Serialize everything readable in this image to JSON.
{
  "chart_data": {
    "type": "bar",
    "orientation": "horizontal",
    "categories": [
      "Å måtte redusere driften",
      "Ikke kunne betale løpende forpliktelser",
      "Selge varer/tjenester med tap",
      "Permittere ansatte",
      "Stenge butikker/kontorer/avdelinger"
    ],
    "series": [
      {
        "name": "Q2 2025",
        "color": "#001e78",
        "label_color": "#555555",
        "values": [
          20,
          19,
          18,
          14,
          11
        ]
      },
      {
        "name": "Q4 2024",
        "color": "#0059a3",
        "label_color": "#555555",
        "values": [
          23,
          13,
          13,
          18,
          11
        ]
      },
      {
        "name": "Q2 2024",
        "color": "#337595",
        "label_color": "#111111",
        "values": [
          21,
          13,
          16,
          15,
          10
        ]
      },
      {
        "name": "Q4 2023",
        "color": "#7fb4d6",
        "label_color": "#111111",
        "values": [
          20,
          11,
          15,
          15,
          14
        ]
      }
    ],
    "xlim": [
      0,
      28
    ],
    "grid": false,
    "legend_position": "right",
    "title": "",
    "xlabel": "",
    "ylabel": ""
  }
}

_ _ _ _ _

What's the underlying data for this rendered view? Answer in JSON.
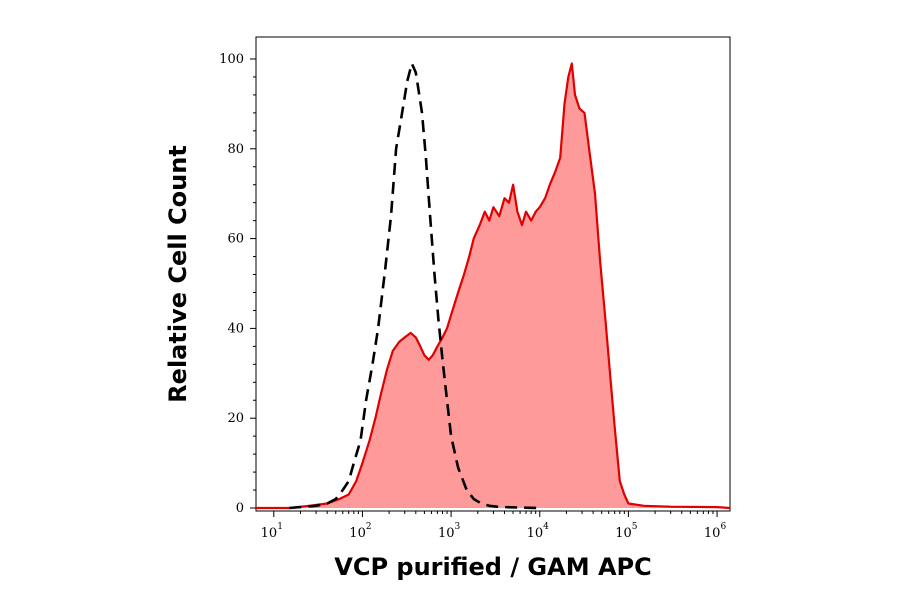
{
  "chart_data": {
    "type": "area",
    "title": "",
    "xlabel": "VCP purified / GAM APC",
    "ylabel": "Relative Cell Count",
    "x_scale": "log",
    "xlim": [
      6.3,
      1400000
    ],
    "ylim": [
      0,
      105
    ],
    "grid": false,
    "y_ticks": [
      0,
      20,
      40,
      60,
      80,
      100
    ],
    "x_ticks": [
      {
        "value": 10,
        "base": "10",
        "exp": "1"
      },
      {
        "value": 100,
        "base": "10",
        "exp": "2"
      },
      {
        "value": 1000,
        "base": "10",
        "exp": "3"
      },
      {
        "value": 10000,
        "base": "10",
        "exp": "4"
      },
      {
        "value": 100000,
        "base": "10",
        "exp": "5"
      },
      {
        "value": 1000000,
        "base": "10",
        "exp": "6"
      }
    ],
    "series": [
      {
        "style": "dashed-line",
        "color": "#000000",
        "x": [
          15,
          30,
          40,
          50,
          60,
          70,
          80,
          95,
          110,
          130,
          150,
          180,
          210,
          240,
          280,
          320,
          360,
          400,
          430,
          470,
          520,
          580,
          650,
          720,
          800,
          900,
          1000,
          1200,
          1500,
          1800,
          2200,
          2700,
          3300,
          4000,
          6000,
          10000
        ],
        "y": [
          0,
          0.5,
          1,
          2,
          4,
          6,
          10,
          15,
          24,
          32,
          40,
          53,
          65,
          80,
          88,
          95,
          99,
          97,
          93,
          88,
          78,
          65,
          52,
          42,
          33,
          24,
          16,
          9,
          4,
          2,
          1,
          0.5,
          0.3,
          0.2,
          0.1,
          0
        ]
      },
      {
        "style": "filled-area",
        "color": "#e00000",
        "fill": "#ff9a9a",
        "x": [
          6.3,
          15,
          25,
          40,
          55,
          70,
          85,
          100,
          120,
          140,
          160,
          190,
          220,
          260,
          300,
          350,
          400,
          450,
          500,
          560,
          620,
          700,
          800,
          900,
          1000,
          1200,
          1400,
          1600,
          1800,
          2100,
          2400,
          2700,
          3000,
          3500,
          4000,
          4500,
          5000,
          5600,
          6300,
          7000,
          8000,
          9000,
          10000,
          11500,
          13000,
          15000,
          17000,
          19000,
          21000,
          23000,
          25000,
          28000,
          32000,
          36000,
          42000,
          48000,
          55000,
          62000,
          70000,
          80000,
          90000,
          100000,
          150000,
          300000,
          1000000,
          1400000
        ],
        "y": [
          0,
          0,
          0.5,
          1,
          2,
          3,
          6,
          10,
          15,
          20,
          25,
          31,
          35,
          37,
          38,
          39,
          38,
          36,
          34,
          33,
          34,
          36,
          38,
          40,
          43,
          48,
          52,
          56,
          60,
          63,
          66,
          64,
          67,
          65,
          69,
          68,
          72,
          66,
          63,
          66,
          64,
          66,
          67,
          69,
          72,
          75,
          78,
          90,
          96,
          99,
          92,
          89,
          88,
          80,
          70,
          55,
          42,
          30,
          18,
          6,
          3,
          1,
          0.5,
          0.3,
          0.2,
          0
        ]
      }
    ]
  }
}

_ _ _ _ _

Written problem: Pull out the lines above in which the word "JSON" appears.

The output:
Serialize everything readable in this image to JSON.
What's the underlying data for this rendered view? Answer in JSON.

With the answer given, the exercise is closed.